--- start ---

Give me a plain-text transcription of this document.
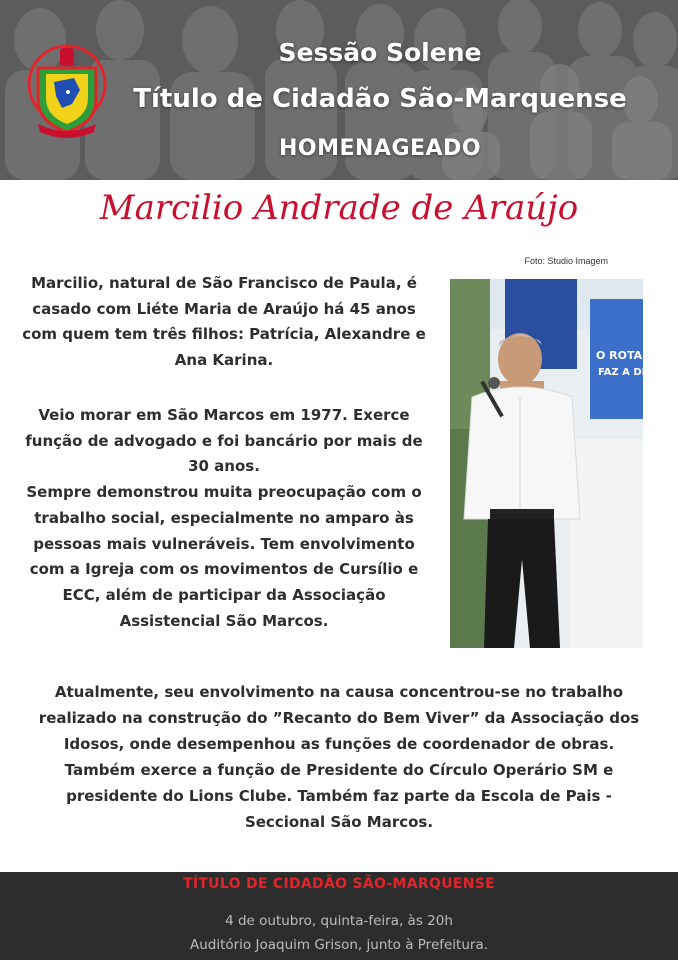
Sessão Solene
Título de Cidadão São-Marquense
HOMENAGEADO
Marcilio Andrade de Araújo
Foto: Studio Imagem
Marcilio, natural de São Francisco de Paula, é
casado com Liéte Maria de Araújo há 45 anos
com quem tem três filhos: Patrícia, Alexandre e
Ana Karina.
Veio morar em São Marcos em 1977. Exerce
função de advogado e foi bancário por mais de
30 anos.
Sempre demonstrou muita preocupação com o
trabalho social, especialmente no amparo às
pessoas mais vulneráveis. Tem envolvimento
com a Igreja com os movimentos de Cursílio e
ECC, além de participar da Associação
Assistencial São Marcos.
O ROTARY
FAZ A DI
Atualmente, seu envolvimento na causa concentrou-se no trabalho
realizado na construção do ”Recanto do Bem Viver” da Associação dos
Idosos, onde desempenhou as funções de coordenador de obras.
Também exerce a função de Presidente do Círculo Operário SM e
presidente do Lions Clube. Também faz parte da Escola de Pais -
Seccional São Marcos.
TÍTULO DE CIDADÃO SÃO-MARQUENSE
4 de outubro, quinta-feira, às 20h
Auditório Joaquim Grison, junto à Prefeitura.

--- end ---

▶ **REQUIREMENT**: Provide the number of lines in the data above that contain the string "Também", and nothing else.

▶ **THE COMPLETED TASK**: 2